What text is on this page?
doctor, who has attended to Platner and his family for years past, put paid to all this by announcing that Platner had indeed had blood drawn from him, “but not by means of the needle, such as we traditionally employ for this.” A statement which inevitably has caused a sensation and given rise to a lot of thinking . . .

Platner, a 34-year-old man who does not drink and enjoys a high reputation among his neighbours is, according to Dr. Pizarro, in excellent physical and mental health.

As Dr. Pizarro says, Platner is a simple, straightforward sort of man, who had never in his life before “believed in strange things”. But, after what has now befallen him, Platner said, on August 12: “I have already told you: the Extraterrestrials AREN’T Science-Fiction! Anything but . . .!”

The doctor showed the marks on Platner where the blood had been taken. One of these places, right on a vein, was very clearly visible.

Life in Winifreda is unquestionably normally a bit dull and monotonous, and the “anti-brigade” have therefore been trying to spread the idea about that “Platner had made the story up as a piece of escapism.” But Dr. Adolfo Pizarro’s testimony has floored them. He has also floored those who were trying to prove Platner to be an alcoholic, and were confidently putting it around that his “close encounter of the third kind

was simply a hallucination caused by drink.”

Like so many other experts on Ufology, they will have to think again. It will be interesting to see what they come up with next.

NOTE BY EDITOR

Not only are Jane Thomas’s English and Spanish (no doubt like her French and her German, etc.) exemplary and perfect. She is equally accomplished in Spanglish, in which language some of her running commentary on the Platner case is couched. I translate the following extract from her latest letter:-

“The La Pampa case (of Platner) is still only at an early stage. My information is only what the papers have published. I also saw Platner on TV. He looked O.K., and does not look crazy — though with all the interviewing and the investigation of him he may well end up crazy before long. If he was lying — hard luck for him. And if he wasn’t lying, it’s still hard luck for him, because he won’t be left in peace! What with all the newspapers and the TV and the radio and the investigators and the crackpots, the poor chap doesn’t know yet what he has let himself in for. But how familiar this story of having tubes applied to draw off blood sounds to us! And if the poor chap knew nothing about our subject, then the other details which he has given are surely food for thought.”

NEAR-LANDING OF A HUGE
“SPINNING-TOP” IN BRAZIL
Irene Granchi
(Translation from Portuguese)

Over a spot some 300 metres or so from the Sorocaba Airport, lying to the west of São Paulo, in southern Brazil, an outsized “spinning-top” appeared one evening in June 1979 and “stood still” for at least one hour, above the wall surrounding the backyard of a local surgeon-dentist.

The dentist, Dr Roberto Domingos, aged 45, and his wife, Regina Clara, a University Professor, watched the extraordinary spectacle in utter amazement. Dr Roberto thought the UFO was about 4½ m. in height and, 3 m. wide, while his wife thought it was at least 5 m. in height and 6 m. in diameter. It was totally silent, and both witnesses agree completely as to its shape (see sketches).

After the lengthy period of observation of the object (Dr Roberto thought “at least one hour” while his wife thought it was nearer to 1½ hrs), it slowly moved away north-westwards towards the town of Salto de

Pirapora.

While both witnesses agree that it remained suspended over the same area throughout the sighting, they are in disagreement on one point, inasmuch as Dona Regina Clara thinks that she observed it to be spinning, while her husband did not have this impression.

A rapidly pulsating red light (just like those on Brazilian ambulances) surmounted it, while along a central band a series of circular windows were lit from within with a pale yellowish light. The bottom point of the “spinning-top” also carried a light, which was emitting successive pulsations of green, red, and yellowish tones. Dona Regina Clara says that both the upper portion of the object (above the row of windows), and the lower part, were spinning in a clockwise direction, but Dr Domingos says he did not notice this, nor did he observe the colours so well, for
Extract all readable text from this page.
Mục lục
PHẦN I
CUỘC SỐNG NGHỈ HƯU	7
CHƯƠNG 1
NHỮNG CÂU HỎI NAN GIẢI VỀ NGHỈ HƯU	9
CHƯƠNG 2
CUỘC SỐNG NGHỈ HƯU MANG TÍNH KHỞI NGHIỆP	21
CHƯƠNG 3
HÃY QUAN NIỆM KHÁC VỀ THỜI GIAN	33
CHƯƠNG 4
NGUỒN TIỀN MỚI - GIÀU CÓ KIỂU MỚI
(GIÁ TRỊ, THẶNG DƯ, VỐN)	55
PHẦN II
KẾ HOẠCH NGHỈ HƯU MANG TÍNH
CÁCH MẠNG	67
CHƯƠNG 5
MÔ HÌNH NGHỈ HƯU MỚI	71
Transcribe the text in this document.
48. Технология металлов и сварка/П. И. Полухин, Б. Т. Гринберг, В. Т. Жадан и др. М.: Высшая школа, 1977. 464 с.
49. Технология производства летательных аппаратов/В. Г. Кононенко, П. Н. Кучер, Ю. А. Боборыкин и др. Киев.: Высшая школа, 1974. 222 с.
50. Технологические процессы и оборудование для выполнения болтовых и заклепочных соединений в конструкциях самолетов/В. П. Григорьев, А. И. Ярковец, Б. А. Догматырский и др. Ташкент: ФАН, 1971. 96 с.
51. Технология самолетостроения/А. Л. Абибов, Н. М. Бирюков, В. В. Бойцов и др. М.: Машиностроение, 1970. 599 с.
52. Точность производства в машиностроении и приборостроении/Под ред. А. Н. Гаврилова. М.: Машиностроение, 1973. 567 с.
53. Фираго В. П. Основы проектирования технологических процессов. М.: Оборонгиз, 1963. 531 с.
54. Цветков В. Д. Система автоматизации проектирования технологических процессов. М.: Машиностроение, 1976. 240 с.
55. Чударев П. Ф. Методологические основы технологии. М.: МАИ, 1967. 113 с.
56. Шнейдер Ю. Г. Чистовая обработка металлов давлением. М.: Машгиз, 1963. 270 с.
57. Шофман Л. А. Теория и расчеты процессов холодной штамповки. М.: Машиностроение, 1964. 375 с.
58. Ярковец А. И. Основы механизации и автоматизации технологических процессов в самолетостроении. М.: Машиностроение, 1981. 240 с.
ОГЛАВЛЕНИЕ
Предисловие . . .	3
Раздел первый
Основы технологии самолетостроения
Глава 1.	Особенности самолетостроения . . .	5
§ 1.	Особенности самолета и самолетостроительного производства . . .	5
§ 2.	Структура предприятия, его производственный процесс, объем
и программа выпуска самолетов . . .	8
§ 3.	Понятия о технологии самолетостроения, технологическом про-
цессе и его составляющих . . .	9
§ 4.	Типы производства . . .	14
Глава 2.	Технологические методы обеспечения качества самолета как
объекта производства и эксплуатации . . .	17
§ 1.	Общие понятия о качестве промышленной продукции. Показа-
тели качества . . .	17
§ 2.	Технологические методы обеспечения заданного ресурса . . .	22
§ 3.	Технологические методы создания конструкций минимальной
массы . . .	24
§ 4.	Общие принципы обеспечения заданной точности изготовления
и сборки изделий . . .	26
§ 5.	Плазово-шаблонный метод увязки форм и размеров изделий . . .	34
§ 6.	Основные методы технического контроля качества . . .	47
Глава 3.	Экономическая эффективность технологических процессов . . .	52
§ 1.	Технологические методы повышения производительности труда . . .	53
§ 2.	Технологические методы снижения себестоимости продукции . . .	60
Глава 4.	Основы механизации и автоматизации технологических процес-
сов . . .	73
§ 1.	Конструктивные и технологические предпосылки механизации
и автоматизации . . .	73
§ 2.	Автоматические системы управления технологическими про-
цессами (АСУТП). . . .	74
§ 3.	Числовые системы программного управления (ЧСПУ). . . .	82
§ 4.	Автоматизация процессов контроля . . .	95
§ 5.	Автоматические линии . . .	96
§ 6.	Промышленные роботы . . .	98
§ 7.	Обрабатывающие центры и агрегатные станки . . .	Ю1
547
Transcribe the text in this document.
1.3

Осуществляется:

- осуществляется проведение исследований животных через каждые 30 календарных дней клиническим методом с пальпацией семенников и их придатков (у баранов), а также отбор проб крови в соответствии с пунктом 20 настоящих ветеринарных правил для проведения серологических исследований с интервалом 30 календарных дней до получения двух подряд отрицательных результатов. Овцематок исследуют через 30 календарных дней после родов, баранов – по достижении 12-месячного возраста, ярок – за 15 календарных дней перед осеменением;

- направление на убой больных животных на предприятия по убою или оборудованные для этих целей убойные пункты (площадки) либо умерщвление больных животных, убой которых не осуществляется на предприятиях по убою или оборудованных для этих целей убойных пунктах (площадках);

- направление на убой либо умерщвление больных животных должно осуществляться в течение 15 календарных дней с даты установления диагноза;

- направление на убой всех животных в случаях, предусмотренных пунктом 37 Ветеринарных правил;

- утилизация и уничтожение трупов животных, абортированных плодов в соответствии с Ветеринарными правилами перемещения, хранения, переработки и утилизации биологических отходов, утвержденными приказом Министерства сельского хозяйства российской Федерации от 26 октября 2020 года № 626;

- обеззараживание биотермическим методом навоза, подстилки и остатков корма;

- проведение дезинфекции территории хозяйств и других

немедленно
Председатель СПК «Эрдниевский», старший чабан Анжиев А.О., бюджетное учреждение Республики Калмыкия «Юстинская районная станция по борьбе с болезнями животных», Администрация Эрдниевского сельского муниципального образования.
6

_ _ _ _ _

*EXERCISE DESCRIPTION*.
State the count of lines holding the string "about" in the listing above, and nothing else.

*FINAL RESULT*.
3